### EXERCISE INPUTS
*****

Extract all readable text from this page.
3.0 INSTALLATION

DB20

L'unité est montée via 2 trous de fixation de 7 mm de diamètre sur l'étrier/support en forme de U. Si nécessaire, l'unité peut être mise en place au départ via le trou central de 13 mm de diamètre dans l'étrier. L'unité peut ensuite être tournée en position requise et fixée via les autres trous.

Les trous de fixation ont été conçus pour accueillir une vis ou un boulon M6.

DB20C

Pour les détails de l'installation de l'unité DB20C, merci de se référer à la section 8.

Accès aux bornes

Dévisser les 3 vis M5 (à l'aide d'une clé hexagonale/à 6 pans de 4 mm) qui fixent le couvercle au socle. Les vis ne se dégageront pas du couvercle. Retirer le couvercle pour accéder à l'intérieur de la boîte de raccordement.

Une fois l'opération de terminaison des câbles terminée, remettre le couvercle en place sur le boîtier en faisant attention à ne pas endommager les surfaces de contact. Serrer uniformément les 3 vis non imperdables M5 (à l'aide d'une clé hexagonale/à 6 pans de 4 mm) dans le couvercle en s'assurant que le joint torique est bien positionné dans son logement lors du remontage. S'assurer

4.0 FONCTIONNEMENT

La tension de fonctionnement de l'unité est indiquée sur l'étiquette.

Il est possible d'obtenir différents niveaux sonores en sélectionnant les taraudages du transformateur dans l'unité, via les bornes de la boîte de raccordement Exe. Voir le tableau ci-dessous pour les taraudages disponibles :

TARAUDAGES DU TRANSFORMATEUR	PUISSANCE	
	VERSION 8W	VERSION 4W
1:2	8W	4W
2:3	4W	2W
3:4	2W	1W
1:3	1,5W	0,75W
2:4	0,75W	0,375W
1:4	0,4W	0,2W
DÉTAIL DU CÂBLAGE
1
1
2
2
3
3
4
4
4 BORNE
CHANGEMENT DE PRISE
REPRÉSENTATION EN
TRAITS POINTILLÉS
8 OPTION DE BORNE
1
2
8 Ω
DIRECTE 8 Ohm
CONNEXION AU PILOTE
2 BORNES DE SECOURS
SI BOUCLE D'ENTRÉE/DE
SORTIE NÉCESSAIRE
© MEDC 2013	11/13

*****

Print every entry exactly as it appears.

### COMPLETE ANSWER
Extract all readable text from this page.
3.0 INSTALLATION

DB20

L'unité est montée via 2 trous de fixation de 7 mm de diamètre sur l'étrier/support en forme de U. Si nécessaire, l'unité peut être mise en place au départ via le trou central de 13 mm de diamètre dans l'étrier. L'unité peut ensuite être tournée en position requise et fixée via les autres trous.

Les trous de fixation ont été conçus pour accueillir une vis ou un boulon M6.

DB20C

Pour les détails de l'installation de l'unité DB20C, merci de se référer à la section 8.

Accès aux bornes

Dévisser les 3 vis M5 (à l'aide d'une clé hexagonale/à 6 pans de 4 mm) qui fixent le couvercle au socle. Les vis ne se dégageront pas du couvercle. Retirer le couvercle pour accéder à l'intérieur de la boîte de raccordement.

Une fois l'opération de terminaison des câbles terminée, remettre le couvercle en place sur le boîtier en faisant attention à ne pas endommager les surfaces de contact. Serrer uniformément les 3 vis non imperdables M5 (à l'aide d'une clé hexagonale/à 6 pans de 4 mm) dans le couvercle en s'assurant que le joint torique est bien positionné dans son logement lors du remontage. S'assurer

4.0 FONCTIONNEMENT

La tension de fonctionnement de l'unité est indiquée sur l'étiquette.

Il est possible d'obtenir différents niveaux sonores en sélectionnant les taraudages du transformateur dans l'unité, via les bornes de la boîte de raccordement Exe. Voir le tableau ci-dessous pour les taraudages disponibles :

TARAUDAGES DU TRANSFORMATEUR	PUISSANCE	
	VERSION 8W	VERSION 4W
1:2	8W	4W
2:3	4W	2W
3:4	2W	1W
1:3	1,5W	0,75W
2:4	0,75W	0,375W
1:4	0,4W	0,2W
DÉTAIL DU CÂBLAGE
1
1
2
2
3
3
4
4
4 BORNE
CHANGEMENT DE PRISE
REPRÉSENTATION EN
TRAITS POINTILLÉS
8 OPTION DE BORNE
1
2
8 Ω
DIRECTE 8 Ohm
CONNEXION AU PILOTE
2 BORNES DE SECOURS
SI BOUCLE D'ENTRÉE/DE
SORTIE NÉCESSAIRE
© MEDC 2013	11/13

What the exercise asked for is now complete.